# Prompt:
Pictures should be excluded; otherwise, copy every entry exactly.

%%

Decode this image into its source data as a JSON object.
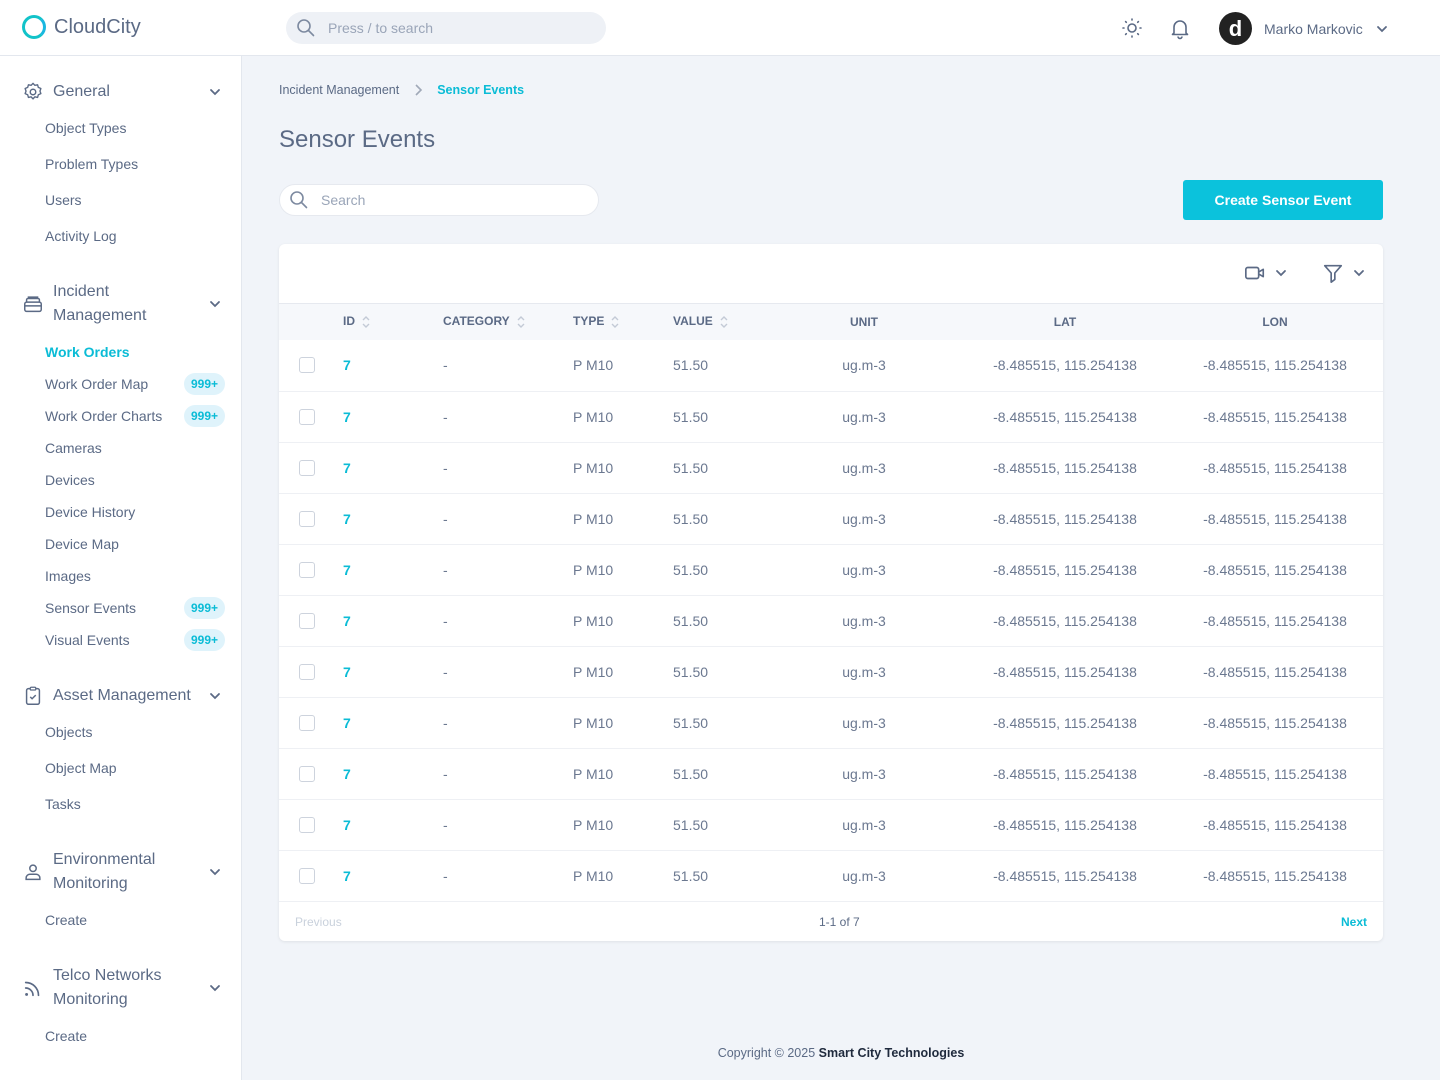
{
  "app": {
    "name": "CloudCity",
    "search_placeholder": "Press / to search",
    "user_name": "Marko Markovic",
    "avatar_letter": "d"
  },
  "sidebar": {
    "general": {
      "label": "General",
      "items": [
        "Object Types",
        "Problem Types",
        "Users",
        "Activity Log"
      ]
    },
    "incident": {
      "label_1": "Incident",
      "label_2": "Management",
      "items": [
        {
          "label": "Work Orders",
          "active": true
        },
        {
          "label": "Work Order Map",
          "badge": "999+"
        },
        {
          "label": "Work Order Charts",
          "badge": "999+"
        },
        {
          "label": "Cameras"
        },
        {
          "label": "Devices"
        },
        {
          "label": "Device History"
        },
        {
          "label": "Device Map"
        },
        {
          "label": "Images"
        },
        {
          "label": "Sensor Events",
          "badge": "999+"
        },
        {
          "label": "Visual Events",
          "badge": "999+"
        }
      ]
    },
    "asset": {
      "label": "Asset Management",
      "items": [
        "Objects",
        "Object Map",
        "Tasks"
      ]
    },
    "env": {
      "label_1": "Environmental",
      "label_2": "Monitoring",
      "items": [
        "Create"
      ]
    },
    "telco": {
      "label_1": "Telco Networks",
      "label_2": "Monitoring",
      "items": [
        "Create"
      ]
    }
  },
  "breadcrumb": {
    "parent": "Incident Management",
    "current": "Sensor Events"
  },
  "page": {
    "title": "Sensor Events",
    "search_placeholder": "Search",
    "create_label": "Create Sensor Event"
  },
  "table": {
    "columns": [
      "ID",
      "CATEGORY",
      "TYPE",
      "VALUE",
      "UNIT",
      "LAT",
      "LON"
    ],
    "rows": [
      [
        "7",
        "-",
        "P M10",
        "51.50",
        "ug.m-3",
        "-8.485515, 115.254138",
        "-8.485515, 115.254138"
      ],
      [
        "7",
        "-",
        "P M10",
        "51.50",
        "ug.m-3",
        "-8.485515, 115.254138",
        "-8.485515, 115.254138"
      ],
      [
        "7",
        "-",
        "P M10",
        "51.50",
        "ug.m-3",
        "-8.485515, 115.254138",
        "-8.485515, 115.254138"
      ],
      [
        "7",
        "-",
        "P M10",
        "51.50",
        "ug.m-3",
        "-8.485515, 115.254138",
        "-8.485515, 115.254138"
      ],
      [
        "7",
        "-",
        "P M10",
        "51.50",
        "ug.m-3",
        "-8.485515, 115.254138",
        "-8.485515, 115.254138"
      ],
      [
        "7",
        "-",
        "P M10",
        "51.50",
        "ug.m-3",
        "-8.485515, 115.254138",
        "-8.485515, 115.254138"
      ],
      [
        "7",
        "-",
        "P M10",
        "51.50",
        "ug.m-3",
        "-8.485515, 115.254138",
        "-8.485515, 115.254138"
      ],
      [
        "7",
        "-",
        "P M10",
        "51.50",
        "ug.m-3",
        "-8.485515, 115.254138",
        "-8.485515, 115.254138"
      ],
      [
        "7",
        "-",
        "P M10",
        "51.50",
        "ug.m-3",
        "-8.485515, 115.254138",
        "-8.485515, 115.254138"
      ],
      [
        "7",
        "-",
        "P M10",
        "51.50",
        "ug.m-3",
        "-8.485515, 115.254138",
        "-8.485515, 115.254138"
      ],
      [
        "7",
        "-",
        "P M10",
        "51.50",
        "ug.m-3",
        "-8.485515, 115.254138",
        "-8.485515, 115.254138"
      ]
    ]
  },
  "pager": {
    "previous": "Previous",
    "info": "1-1 of 7",
    "next": "Next"
  },
  "footer": {
    "prefix": "Copyright © 2025",
    "company": "Smart City Technologies"
  },
  "colors": {
    "accent": "#0bc2dc",
    "text": "#5b6a85",
    "background": "#f1f4f9"
  }
}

%%

# Problem solution:
Decode this image into its source data as a JSON object.
{
  "app": {
    "name": "CloudCity",
    "search_placeholder": "Press / to search",
    "user_name": "Marko Markovic",
    "avatar_letter": "d"
  },
  "sidebar": {
    "general": {
      "label": "General",
      "items": [
        "Object Types",
        "Problem Types",
        "Users",
        "Activity Log"
      ]
    },
    "incident": {
      "label_1": "Incident",
      "label_2": "Management",
      "items": [
        {
          "label": "Work Orders",
          "active": true
        },
        {
          "label": "Work Order Map",
          "badge": "999+"
        },
        {
          "label": "Work Order Charts",
          "badge": "999+"
        },
        {
          "label": "Cameras"
        },
        {
          "label": "Devices"
        },
        {
          "label": "Device History"
        },
        {
          "label": "Device Map"
        },
        {
          "label": "Images"
        },
        {
          "label": "Sensor Events",
          "badge": "999+"
        },
        {
          "label": "Visual Events",
          "badge": "999+"
        }
      ]
    },
    "asset": {
      "label": "Asset Management",
      "items": [
        "Objects",
        "Object Map",
        "Tasks"
      ]
    },
    "env": {
      "label_1": "Environmental",
      "label_2": "Monitoring",
      "items": [
        "Create"
      ]
    },
    "telco": {
      "label_1": "Telco Networks",
      "label_2": "Monitoring",
      "items": [
        "Create"
      ]
    }
  },
  "breadcrumb": {
    "parent": "Incident Management",
    "current": "Sensor Events"
  },
  "page": {
    "title": "Sensor Events",
    "search_placeholder": "Search",
    "create_label": "Create Sensor Event"
  },
  "table": {
    "columns": [
      "ID",
      "CATEGORY",
      "TYPE",
      "VALUE",
      "UNIT",
      "LAT",
      "LON"
    ],
    "rows": [
      [
        "7",
        "-",
        "P M10",
        "51.50",
        "ug.m-3",
        "-8.485515, 115.254138",
        "-8.485515, 115.254138"
      ],
      [
        "7",
        "-",
        "P M10",
        "51.50",
        "ug.m-3",
        "-8.485515, 115.254138",
        "-8.485515, 115.254138"
      ],
      [
        "7",
        "-",
        "P M10",
        "51.50",
        "ug.m-3",
        "-8.485515, 115.254138",
        "-8.485515, 115.254138"
      ],
      [
        "7",
        "-",
        "P M10",
        "51.50",
        "ug.m-3",
        "-8.485515, 115.254138",
        "-8.485515, 115.254138"
      ],
      [
        "7",
        "-",
        "P M10",
        "51.50",
        "ug.m-3",
        "-8.485515, 115.254138",
        "-8.485515, 115.254138"
      ],
      [
        "7",
        "-",
        "P M10",
        "51.50",
        "ug.m-3",
        "-8.485515, 115.254138",
        "-8.485515, 115.254138"
      ],
      [
        "7",
        "-",
        "P M10",
        "51.50",
        "ug.m-3",
        "-8.485515, 115.254138",
        "-8.485515, 115.254138"
      ],
      [
        "7",
        "-",
        "P M10",
        "51.50",
        "ug.m-3",
        "-8.485515, 115.254138",
        "-8.485515, 115.254138"
      ],
      [
        "7",
        "-",
        "P M10",
        "51.50",
        "ug.m-3",
        "-8.485515, 115.254138",
        "-8.485515, 115.254138"
      ],
      [
        "7",
        "-",
        "P M10",
        "51.50",
        "ug.m-3",
        "-8.485515, 115.254138",
        "-8.485515, 115.254138"
      ],
      [
        "7",
        "-",
        "P M10",
        "51.50",
        "ug.m-3",
        "-8.485515, 115.254138",
        "-8.485515, 115.254138"
      ]
    ]
  },
  "pager": {
    "previous": "Previous",
    "info": "1-1 of 7",
    "next": "Next"
  },
  "footer": {
    "prefix": "Copyright © 2025",
    "company": "Smart City Technologies"
  },
  "colors": {
    "accent": "#0bc2dc",
    "text": "#5b6a85",
    "background": "#f1f4f9"
  }
}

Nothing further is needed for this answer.